Instructions for the task:
Reproduce every entry below precisely; do not include the pictures.

Records supplied:
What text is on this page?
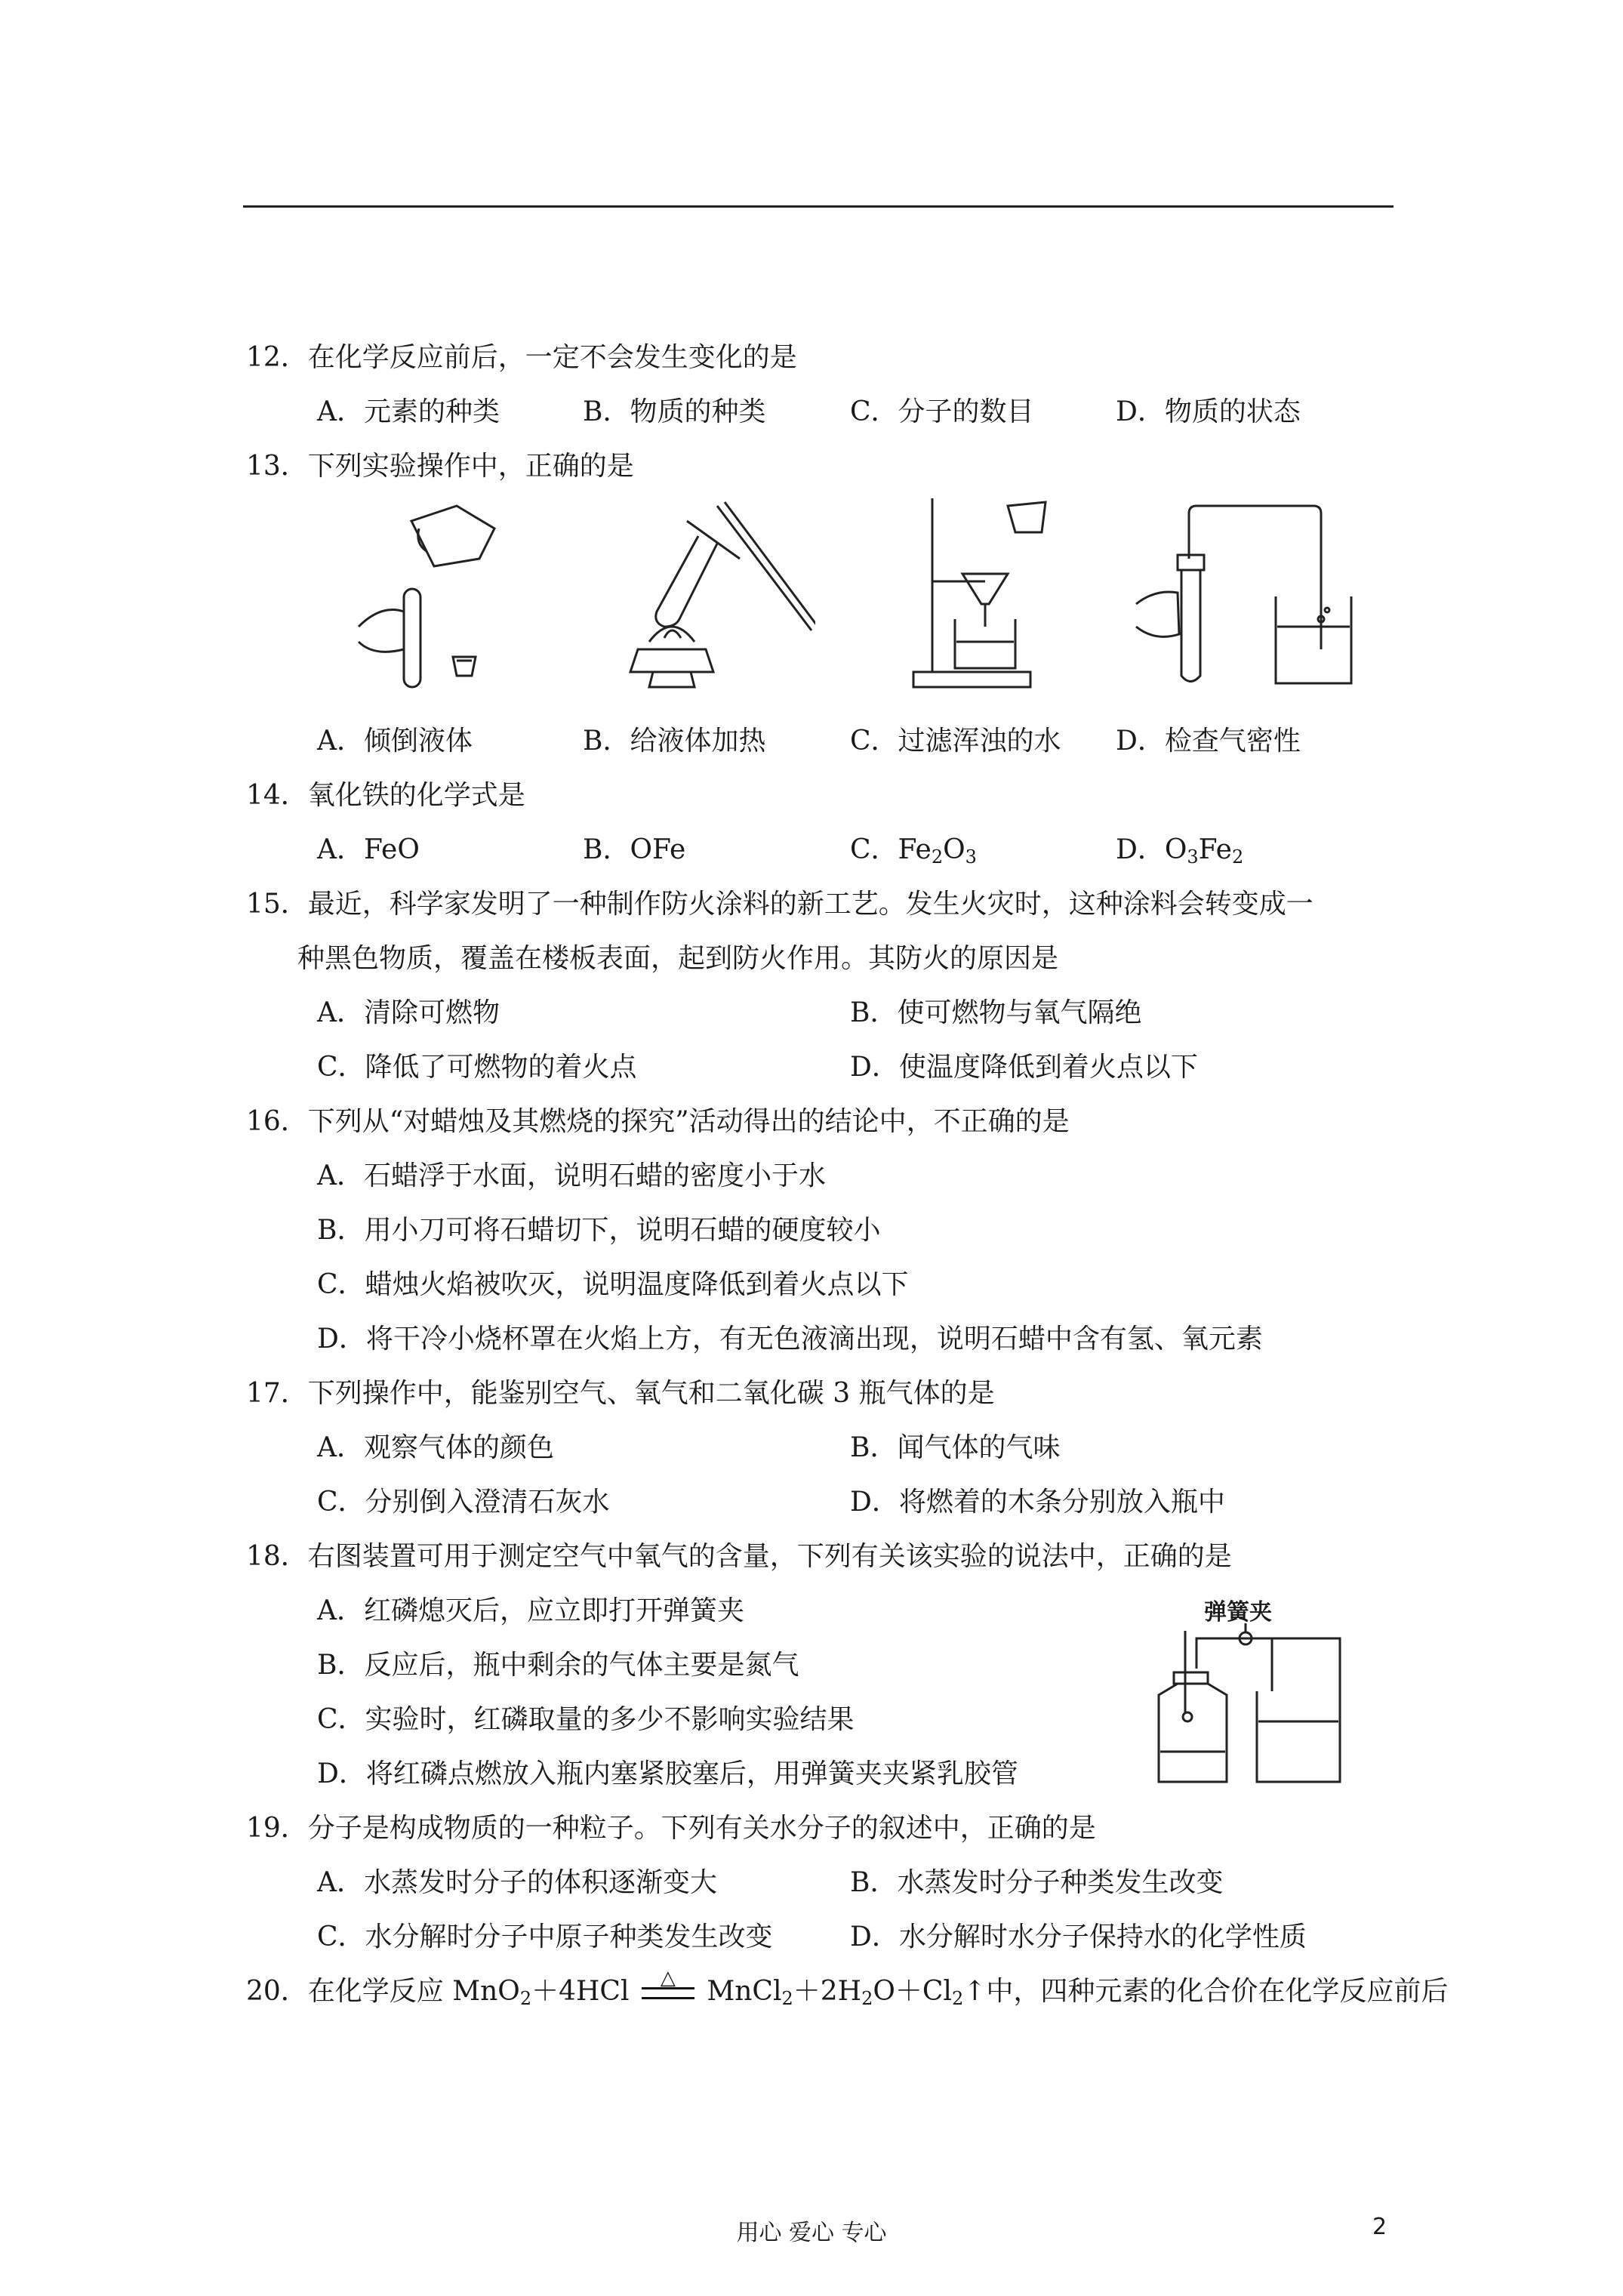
12．在化学反应前后，一定不会发生变化的是
A．元素的种类	B．物质的种类	C．分子的数目	D．物质的状态
13．下列实验操作中，正确的是
A．倾倒液体	B．给液体加热	C．过滤浑浊的水 D．检查气密性
14．氧化铁的化学式是
A．FeO	B．OFe	C．$Fe_2O_3$	D．$O_3Fe_2$
15．最近，科学家发明了一种制作防火涂料的新工艺。发生火灾时，这种涂料会转变成一
种黑色物质，覆盖在楼板表面，起到防火作用。其防火的原因是
A．清除可燃物	B．使可燃物与氧气隔绝
C．降低了可燃物的着火点	D．使温度降低到着火点以下
16．下列从“对蜡烛及其燃烧的探究”活动得出的结论中，不正确的是
A．石蜡浮于水面，说明石蜡的密度小于水
B．用小刀可将石蜡切下，说明石蜡的硬度较小
C．蜡烛火焰被吹灭，说明温度降低到着火点以下
D．将干冷小烧杯罩在火焰上方，有无色液滴出现，说明石蜡中含有氢、氧元素
17．下列操作中，能鉴别空气、氧气和二氧化碳 3 瓶气体的是
A．观察气体的颜色	B．闻气体的气味
C．分别倒入澄清石灰水	D．将燃着的木条分别放入瓶中
18．右图装置可用于测定空气中氧气的含量，下列有关该实验的说法中，正确的是
A．红磷熄灭后，应立即打开弹簧夹
B．反应后，瓶中剩余的气体主要是氮气
C．实验时，红磷取量的多少不影响实验结果
D．将红磷点燃放入瓶内塞紧胶塞后，用弹簧夹夹紧乳胶管
弹簧夹
19．分子是构成物质的一种粒子。下列有关水分子的叙述中，正确的是
A．水蒸发时分子的体积逐渐变大	B．水蒸发时分子种类发生改变
C．水分解时分子中原子种类发生改变	D．水分解时水分子保持水的化学性质
20．在化学反应 MnO$_2$＋4HCl △ $MnCl_2+2H_2O+Cl_2↑$中，四种元素的化合价在化学反应前后
用心 爱心 专心	2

Complete response:
What text is on this page?
12．在化学反应前后，一定不会发生变化的是
A．元素的种类	B．物质的种类	C．分子的数目	D．物质的状态
13．下列实验操作中，正确的是
A．倾倒液体	B．给液体加热	C．过滤浑浊的水 D．检查气密性
14．氧化铁的化学式是
A．FeO	B．OFe	C．$Fe_2O_3$	D．$O_3Fe_2$
15．最近，科学家发明了一种制作防火涂料的新工艺。发生火灾时，这种涂料会转变成一
种黑色物质，覆盖在楼板表面，起到防火作用。其防火的原因是
A．清除可燃物	B．使可燃物与氧气隔绝
C．降低了可燃物的着火点	D．使温度降低到着火点以下
16．下列从“对蜡烛及其燃烧的探究”活动得出的结论中，不正确的是
A．石蜡浮于水面，说明石蜡的密度小于水
B．用小刀可将石蜡切下，说明石蜡的硬度较小
C．蜡烛火焰被吹灭，说明温度降低到着火点以下
D．将干冷小烧杯罩在火焰上方，有无色液滴出现，说明石蜡中含有氢、氧元素
17．下列操作中，能鉴别空气、氧气和二氧化碳 3 瓶气体的是
A．观察气体的颜色	B．闻气体的气味
C．分别倒入澄清石灰水	D．将燃着的木条分别放入瓶中
18．右图装置可用于测定空气中氧气的含量，下列有关该实验的说法中，正确的是
A．红磷熄灭后，应立即打开弹簧夹
B．反应后，瓶中剩余的气体主要是氮气
C．实验时，红磷取量的多少不影响实验结果
D．将红磷点燃放入瓶内塞紧胶塞后，用弹簧夹夹紧乳胶管
弹簧夹
19．分子是构成物质的一种粒子。下列有关水分子的叙述中，正确的是
A．水蒸发时分子的体积逐渐变大	B．水蒸发时分子种类发生改变
C．水分解时分子中原子种类发生改变	D．水分解时水分子保持水的化学性质
20．在化学反应 MnO$_2$＋4HCl △ $MnCl_2+2H_2O+Cl_2↑$中，四种元素的化合价在化学反应前后
用心 爱心 专心	2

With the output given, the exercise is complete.